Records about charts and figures
- - -

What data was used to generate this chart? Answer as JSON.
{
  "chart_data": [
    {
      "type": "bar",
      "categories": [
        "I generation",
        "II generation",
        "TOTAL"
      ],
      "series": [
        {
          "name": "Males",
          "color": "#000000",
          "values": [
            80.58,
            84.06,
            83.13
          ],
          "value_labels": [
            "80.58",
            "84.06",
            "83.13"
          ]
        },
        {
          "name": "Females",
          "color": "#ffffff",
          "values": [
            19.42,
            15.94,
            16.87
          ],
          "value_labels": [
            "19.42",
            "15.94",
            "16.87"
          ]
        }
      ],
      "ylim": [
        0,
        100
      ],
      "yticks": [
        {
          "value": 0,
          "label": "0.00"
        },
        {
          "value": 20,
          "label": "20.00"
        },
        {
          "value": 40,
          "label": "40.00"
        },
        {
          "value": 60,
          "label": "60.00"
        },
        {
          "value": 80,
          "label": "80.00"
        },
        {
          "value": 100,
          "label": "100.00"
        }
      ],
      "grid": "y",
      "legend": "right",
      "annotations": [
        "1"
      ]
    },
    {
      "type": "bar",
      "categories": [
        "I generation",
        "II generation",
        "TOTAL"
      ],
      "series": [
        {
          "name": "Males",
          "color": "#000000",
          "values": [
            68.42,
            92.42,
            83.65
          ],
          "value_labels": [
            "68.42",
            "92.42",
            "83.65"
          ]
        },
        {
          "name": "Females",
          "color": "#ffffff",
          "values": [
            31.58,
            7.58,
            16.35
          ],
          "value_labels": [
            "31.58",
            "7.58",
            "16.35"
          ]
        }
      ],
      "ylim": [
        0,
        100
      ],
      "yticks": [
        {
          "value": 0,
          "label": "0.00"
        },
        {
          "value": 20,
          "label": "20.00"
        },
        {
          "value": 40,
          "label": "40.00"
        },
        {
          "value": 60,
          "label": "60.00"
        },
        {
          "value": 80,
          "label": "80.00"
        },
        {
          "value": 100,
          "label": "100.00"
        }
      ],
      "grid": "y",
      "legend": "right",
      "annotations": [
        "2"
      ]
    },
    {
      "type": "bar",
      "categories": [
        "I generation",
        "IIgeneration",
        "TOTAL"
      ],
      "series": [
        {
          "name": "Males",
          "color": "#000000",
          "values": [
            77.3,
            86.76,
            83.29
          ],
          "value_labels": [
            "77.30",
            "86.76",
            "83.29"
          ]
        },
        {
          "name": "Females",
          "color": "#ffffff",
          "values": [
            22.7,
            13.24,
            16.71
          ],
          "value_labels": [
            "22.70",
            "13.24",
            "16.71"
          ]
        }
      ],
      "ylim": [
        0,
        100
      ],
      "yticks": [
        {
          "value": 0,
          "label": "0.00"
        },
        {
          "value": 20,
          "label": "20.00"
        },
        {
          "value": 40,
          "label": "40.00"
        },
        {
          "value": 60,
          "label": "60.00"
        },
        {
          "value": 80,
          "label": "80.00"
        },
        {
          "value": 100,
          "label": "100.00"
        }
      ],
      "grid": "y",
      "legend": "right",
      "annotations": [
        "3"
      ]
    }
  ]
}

- - -

Goal of the exercise – Repeat all of the entries exactly.

Result of the exercise –
What data was used to generate this chart? Answer as JSON.
{
  "chart_data": [
    {
      "type": "bar",
      "categories": [
        "I generation",
        "II generation",
        "TOTAL"
      ],
      "series": [
        {
          "name": "Males",
          "color": "#000000",
          "values": [
            80.58,
            84.06,
            83.13
          ],
          "value_labels": [
            "80.58",
            "84.06",
            "83.13"
          ]
        },
        {
          "name": "Females",
          "color": "#ffffff",
          "values": [
            19.42,
            15.94,
            16.87
          ],
          "value_labels": [
            "19.42",
            "15.94",
            "16.87"
          ]
        }
      ],
      "ylim": [
        0,
        100
      ],
      "yticks": [
        {
          "value": 0,
          "label": "0.00"
        },
        {
          "value": 20,
          "label": "20.00"
        },
        {
          "value": 40,
          "label": "40.00"
        },
        {
          "value": 60,
          "label": "60.00"
        },
        {
          "value": 80,
          "label": "80.00"
        },
        {
          "value": 100,
          "label": "100.00"
        }
      ],
      "grid": "y",
      "legend": "right",
      "annotations": [
        "1"
      ]
    },
    {
      "type": "bar",
      "categories": [
        "I generation",
        "II generation",
        "TOTAL"
      ],
      "series": [
        {
          "name": "Males",
          "color": "#000000",
          "values": [
            68.42,
            92.42,
            83.65
          ],
          "value_labels": [
            "68.42",
            "92.42",
            "83.65"
          ]
        },
        {
          "name": "Females",
          "color": "#ffffff",
          "values": [
            31.58,
            7.58,
            16.35
          ],
          "value_labels": [
            "31.58",
            "7.58",
            "16.35"
          ]
        }
      ],
      "ylim": [
        0,
        100
      ],
      "yticks": [
        {
          "value": 0,
          "label": "0.00"
        },
        {
          "value": 20,
          "label": "20.00"
        },
        {
          "value": 40,
          "label": "40.00"
        },
        {
          "value": 60,
          "label": "60.00"
        },
        {
          "value": 80,
          "label": "80.00"
        },
        {
          "value": 100,
          "label": "100.00"
        }
      ],
      "grid": "y",
      "legend": "right",
      "annotations": [
        "2"
      ]
    },
    {
      "type": "bar",
      "categories": [
        "I generation",
        "IIgeneration",
        "TOTAL"
      ],
      "series": [
        {
          "name": "Males",
          "color": "#000000",
          "values": [
            77.3,
            86.76,
            83.29
          ],
          "value_labels": [
            "77.30",
            "86.76",
            "83.29"
          ]
        },
        {
          "name": "Females",
          "color": "#ffffff",
          "values": [
            22.7,
            13.24,
            16.71
          ],
          "value_labels": [
            "22.70",
            "13.24",
            "16.71"
          ]
        }
      ],
      "ylim": [
        0,
        100
      ],
      "yticks": [
        {
          "value": 0,
          "label": "0.00"
        },
        {
          "value": 20,
          "label": "20.00"
        },
        {
          "value": 40,
          "label": "40.00"
        },
        {
          "value": 60,
          "label": "60.00"
        },
        {
          "value": 80,
          "label": "80.00"
        },
        {
          "value": 100,
          "label": "100.00"
        }
      ],
      "grid": "y",
      "legend": "right",
      "annotations": [
        "3"
      ]
    }
  ]
}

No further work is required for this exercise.